▶ _TASK INSTRUCTIONS_:
Identify all lines in the data containing the string "Konnur". Copy them out.

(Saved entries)
— START —
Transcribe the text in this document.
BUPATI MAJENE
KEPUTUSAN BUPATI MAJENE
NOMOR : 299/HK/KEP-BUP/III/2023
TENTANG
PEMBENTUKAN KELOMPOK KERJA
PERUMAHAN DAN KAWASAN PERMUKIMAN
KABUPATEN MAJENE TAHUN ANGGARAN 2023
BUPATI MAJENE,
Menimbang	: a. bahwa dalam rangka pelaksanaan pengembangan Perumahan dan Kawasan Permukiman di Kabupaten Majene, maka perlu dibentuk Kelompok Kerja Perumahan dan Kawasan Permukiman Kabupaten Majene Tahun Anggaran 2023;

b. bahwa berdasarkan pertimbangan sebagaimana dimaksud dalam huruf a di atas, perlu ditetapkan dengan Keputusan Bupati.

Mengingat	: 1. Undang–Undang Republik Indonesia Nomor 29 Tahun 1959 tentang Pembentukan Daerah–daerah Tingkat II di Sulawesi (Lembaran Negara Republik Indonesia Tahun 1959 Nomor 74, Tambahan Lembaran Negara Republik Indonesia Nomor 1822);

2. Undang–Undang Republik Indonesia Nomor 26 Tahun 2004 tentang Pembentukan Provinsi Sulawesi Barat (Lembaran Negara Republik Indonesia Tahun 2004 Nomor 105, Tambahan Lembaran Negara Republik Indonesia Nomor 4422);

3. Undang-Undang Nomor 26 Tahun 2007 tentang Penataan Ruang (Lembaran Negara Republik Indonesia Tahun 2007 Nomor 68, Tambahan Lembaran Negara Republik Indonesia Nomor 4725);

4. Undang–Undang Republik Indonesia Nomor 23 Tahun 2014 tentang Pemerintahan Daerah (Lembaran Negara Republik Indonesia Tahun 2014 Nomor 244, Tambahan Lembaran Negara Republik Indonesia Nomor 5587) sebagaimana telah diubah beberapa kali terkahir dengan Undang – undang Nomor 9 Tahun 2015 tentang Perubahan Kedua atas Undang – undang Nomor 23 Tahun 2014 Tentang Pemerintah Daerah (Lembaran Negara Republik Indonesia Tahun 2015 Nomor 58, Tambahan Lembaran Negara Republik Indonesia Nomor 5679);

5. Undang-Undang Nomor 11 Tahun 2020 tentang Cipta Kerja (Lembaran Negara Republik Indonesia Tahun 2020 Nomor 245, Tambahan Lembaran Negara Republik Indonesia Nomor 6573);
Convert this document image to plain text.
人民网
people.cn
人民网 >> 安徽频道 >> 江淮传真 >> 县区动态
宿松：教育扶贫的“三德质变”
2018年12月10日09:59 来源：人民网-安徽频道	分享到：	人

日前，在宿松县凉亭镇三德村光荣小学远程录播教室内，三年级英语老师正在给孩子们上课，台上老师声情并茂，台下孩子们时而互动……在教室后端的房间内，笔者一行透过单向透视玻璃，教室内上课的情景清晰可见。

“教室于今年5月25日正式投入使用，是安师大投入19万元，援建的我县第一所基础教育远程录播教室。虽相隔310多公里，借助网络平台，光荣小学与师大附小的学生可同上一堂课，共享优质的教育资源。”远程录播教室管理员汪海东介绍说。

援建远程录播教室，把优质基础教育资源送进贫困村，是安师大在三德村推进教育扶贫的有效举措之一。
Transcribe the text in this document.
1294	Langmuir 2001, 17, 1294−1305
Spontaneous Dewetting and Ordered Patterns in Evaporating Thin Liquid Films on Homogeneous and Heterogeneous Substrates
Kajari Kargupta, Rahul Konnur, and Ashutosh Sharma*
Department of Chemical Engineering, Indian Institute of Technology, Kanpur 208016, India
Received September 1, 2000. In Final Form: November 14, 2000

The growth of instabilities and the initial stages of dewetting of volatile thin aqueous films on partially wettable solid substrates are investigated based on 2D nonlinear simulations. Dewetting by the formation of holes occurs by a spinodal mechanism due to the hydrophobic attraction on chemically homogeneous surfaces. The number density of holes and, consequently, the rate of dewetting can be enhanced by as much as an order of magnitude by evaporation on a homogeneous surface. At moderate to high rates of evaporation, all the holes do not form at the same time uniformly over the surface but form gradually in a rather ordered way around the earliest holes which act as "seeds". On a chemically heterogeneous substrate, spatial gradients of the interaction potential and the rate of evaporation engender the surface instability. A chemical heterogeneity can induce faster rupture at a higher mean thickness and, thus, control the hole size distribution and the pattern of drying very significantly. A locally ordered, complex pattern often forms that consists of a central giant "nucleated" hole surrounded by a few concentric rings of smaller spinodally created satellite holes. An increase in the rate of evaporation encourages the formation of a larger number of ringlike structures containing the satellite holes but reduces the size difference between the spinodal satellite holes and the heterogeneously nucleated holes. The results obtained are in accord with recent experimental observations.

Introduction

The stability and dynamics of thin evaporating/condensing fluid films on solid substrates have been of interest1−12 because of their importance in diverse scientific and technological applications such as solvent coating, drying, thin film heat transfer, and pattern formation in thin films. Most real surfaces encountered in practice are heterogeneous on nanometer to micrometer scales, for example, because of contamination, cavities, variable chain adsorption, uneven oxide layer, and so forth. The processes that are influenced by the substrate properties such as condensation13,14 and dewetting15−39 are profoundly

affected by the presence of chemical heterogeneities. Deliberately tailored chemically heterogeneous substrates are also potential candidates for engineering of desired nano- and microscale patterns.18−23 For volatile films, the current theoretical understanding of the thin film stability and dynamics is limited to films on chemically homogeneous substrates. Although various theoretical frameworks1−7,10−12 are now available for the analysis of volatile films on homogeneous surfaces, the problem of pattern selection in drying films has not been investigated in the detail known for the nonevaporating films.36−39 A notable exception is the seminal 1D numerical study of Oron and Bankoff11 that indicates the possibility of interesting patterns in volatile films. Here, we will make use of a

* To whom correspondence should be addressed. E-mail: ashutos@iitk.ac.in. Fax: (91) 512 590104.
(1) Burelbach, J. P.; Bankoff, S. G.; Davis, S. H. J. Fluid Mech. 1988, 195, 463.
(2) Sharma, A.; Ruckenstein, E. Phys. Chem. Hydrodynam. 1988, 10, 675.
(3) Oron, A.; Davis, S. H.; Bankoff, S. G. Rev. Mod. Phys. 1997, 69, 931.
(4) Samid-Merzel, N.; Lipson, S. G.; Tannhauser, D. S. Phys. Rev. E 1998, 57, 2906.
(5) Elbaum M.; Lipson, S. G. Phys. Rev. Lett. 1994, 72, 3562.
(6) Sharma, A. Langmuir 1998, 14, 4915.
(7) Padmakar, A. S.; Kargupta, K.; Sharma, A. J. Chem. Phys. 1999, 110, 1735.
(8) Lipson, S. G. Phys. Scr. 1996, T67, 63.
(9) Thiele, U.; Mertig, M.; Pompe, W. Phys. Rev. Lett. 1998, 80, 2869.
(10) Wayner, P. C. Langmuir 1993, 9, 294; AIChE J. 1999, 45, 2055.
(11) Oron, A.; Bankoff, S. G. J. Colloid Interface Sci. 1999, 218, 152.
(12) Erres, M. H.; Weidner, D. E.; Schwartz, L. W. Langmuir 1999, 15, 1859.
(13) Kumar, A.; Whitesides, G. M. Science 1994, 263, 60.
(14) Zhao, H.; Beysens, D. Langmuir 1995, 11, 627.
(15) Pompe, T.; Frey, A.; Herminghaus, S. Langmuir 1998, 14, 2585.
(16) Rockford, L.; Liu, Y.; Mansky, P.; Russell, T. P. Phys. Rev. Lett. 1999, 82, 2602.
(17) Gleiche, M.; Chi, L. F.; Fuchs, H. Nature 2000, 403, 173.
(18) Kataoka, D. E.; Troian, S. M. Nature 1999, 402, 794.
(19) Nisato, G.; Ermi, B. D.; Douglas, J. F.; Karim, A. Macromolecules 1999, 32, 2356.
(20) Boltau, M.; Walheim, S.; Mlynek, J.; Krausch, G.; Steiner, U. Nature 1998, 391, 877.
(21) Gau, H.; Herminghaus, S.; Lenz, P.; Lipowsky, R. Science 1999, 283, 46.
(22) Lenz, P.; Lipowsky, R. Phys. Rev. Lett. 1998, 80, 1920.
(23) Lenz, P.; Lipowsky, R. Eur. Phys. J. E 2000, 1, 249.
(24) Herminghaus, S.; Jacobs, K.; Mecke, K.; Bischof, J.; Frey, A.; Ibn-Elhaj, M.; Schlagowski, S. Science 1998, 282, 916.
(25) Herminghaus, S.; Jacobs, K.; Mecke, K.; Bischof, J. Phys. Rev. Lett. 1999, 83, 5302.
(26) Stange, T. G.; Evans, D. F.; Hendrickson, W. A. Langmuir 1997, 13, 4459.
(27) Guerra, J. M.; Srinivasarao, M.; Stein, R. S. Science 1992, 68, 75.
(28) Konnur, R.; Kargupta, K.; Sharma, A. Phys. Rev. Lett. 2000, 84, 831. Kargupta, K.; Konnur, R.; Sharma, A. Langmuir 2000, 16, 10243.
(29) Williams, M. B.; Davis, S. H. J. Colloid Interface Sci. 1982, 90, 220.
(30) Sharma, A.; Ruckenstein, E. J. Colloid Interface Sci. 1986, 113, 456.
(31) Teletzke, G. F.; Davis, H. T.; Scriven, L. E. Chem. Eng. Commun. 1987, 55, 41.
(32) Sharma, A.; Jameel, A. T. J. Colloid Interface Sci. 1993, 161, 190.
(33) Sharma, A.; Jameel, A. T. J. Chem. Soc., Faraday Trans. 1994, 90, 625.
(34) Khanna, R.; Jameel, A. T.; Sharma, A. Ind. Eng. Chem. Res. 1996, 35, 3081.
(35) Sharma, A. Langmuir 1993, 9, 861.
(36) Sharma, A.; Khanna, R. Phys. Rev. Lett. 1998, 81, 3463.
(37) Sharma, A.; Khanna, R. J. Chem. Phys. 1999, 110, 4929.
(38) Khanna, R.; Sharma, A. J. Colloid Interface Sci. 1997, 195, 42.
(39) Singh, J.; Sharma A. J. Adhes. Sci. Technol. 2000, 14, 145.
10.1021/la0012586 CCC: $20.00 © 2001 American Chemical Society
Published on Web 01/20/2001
— END —
▶ _TASK SOLUTION_:
Kajari Kargupta, Rahul Konnur, and Ashutosh Sharma*
(28) Konnur, R.; Kargupta, K.; Sharma, A. Phys. Rev. Lett. 2000, 84, 831. Kargupta, K.; Konnur, R.; Sharma, A. Langmuir 2000, 16, 10243.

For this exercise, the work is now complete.